◆ **PASSAGE SHOWN**
+--

Documented in lookup_tax_data

#' @title Convert one or more data sets to taxmap
#'
#' @description This function is a modification of metacoder's
#'   \code{lookup_tax_data}, which looks up taxonomic data from NCBI sequence
#'   IDs, taxon IDs, or taxon names that are present in a table, list, or
#'   vector. Also can incorporate additional associated datasets. This edit
#'   automatically resubmits the query to NCBI if the request times out.
#'
#' @param tax_data A table, list, or vector that contain sequence IDs, taxon
#'   IDs, or taxon names. * tables: The `column` option must be used to specify
#'   which column contains the sequence IDs, taxon IDs, or taxon names. * lists:
#'   There must be only one item per list entry unless the `column` option is
#'   used to specify what item to use in each list entry. * vectors: simply a
#'   vector of sequence IDs, taxon IDs, or taxon names.
#' @param type What type of information can be used to look up the
#'   classifications. Takes one of the following values: * `"seq_id"`: A
#'   database sequence ID with an associated classification (e.g. NCBI accession
#'   numbers). * `"taxon_id"`: A reference database taxon ID (e.g. a NCBI taxon
#'   ID) * `"taxon_name"`: A single taxon name (e.g. "Homo sapiens" or
#'   "Primates") * `"fuzzy_name"`: A single taxon name, but check for
#'   misspellings first. Only use if you think there are misspellings. Using
#'   `"taxon_name"` is faster.

+--

◆ **MATERIAL SHOWN**

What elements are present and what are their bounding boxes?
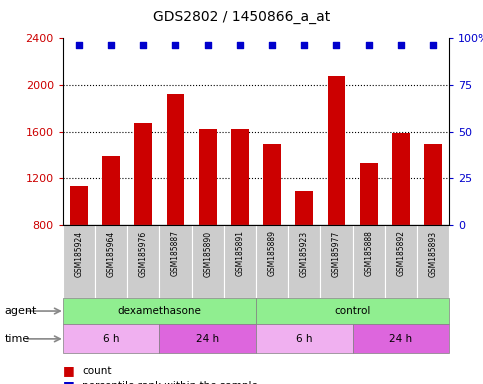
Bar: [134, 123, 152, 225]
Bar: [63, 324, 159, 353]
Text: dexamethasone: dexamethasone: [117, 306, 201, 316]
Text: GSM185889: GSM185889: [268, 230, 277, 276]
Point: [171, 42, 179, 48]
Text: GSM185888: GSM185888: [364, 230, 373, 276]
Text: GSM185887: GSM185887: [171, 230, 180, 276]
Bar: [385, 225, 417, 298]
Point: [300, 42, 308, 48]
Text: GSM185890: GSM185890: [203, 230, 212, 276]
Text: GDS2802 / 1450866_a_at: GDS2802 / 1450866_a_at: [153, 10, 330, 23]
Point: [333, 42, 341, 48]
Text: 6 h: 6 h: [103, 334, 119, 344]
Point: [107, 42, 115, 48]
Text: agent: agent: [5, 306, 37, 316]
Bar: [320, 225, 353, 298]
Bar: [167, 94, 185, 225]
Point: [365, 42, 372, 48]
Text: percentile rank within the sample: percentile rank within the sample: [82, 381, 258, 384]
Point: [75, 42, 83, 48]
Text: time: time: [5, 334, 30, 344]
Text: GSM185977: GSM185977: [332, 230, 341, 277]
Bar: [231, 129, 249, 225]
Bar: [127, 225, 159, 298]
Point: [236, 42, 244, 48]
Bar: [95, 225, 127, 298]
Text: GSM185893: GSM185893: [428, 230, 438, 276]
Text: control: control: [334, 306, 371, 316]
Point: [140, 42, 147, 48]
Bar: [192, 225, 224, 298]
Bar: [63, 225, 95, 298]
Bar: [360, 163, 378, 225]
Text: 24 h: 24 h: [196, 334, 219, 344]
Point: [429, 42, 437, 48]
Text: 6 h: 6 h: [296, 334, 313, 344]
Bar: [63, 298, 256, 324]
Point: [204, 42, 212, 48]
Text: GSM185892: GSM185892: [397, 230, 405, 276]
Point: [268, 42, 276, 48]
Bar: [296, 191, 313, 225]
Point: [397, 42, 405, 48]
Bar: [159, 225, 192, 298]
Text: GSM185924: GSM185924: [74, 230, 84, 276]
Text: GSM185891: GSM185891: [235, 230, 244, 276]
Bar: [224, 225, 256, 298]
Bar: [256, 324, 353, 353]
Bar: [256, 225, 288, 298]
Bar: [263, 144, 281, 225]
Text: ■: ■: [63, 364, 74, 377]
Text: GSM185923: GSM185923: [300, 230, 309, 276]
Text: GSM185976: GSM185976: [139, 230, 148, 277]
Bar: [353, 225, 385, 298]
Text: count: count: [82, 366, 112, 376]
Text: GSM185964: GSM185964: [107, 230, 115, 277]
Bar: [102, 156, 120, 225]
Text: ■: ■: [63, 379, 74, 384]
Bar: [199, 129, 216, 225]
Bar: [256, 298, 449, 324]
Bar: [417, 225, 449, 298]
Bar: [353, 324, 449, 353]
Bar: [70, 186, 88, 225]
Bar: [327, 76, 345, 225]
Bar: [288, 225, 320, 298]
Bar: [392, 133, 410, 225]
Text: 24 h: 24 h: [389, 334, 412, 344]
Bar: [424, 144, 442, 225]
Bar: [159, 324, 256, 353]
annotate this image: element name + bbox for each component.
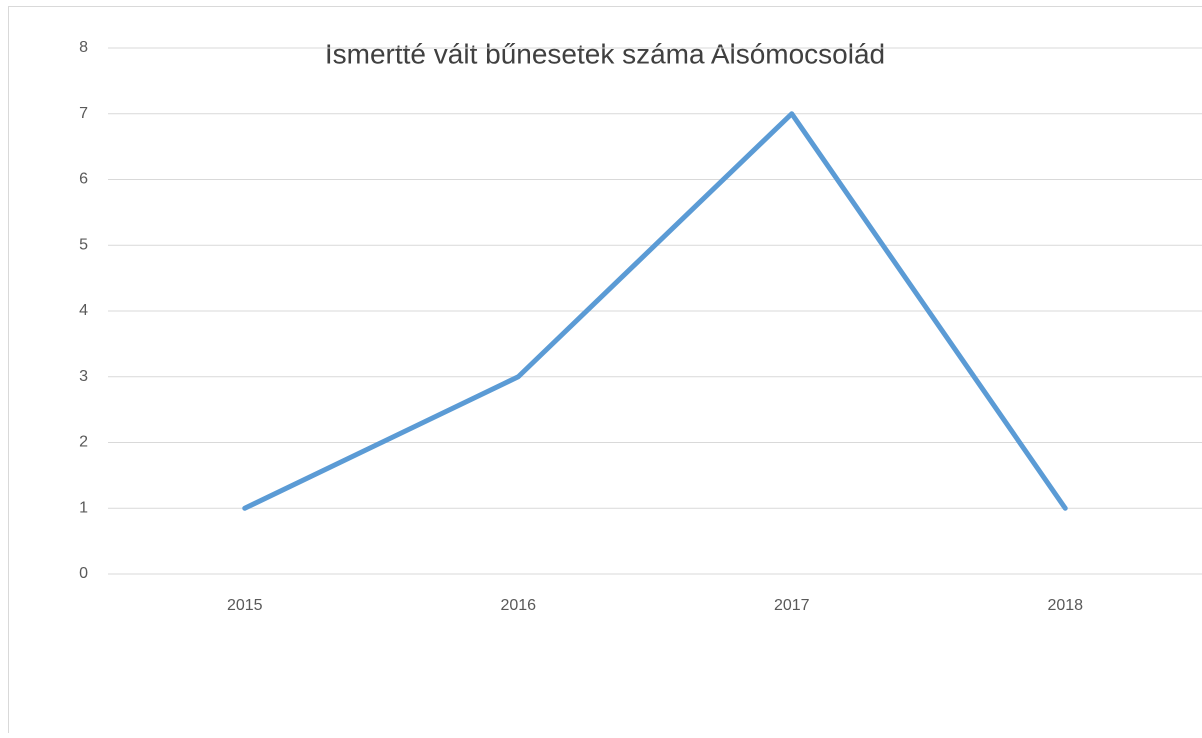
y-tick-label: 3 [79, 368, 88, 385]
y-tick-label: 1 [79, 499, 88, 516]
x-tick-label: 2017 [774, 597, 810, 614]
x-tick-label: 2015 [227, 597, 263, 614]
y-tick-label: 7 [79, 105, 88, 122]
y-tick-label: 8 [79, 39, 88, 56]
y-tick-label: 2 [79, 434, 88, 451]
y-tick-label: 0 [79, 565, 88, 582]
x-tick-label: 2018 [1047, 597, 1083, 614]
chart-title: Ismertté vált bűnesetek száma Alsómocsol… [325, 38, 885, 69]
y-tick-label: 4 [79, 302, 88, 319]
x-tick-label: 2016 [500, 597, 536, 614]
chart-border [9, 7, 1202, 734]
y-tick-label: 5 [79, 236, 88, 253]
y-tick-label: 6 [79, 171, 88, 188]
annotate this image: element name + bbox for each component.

+--

◆ **WHAT YOU NEED TO DO**
Reproduce the stretch of the function documentation from "Documented in lookup_tax_data" through "request times out.".

◆ **TASK RESULT**
Documented in lookup_tax_data

#' @title Convert one or more data sets to taxmap
#'
#' @description This function is a modification of metacoder's
#'   \code{lookup_tax_data}, which looks up taxonomic data from NCBI sequence
#'   IDs, taxon IDs, or taxon names that are present in a table, list, or
#'   vector. Also can incorporate additional associated datasets. This edit
#'   automatically resubmits the query to NCBI if the request times out.